■ Task instructions
Copy out each line in the material below that has the word "территории".

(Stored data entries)
▼

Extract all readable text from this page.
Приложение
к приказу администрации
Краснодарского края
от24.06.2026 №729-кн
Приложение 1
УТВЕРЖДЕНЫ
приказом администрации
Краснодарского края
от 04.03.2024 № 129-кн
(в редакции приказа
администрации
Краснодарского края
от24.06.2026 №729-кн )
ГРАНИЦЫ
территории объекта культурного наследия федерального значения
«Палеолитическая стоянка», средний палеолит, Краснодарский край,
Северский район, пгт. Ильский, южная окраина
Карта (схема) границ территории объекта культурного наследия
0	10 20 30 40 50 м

▲

■ Result of this exercise
территории объекта культурного наследия федерального значения
Карта (схема) границ территории объекта культурного наследия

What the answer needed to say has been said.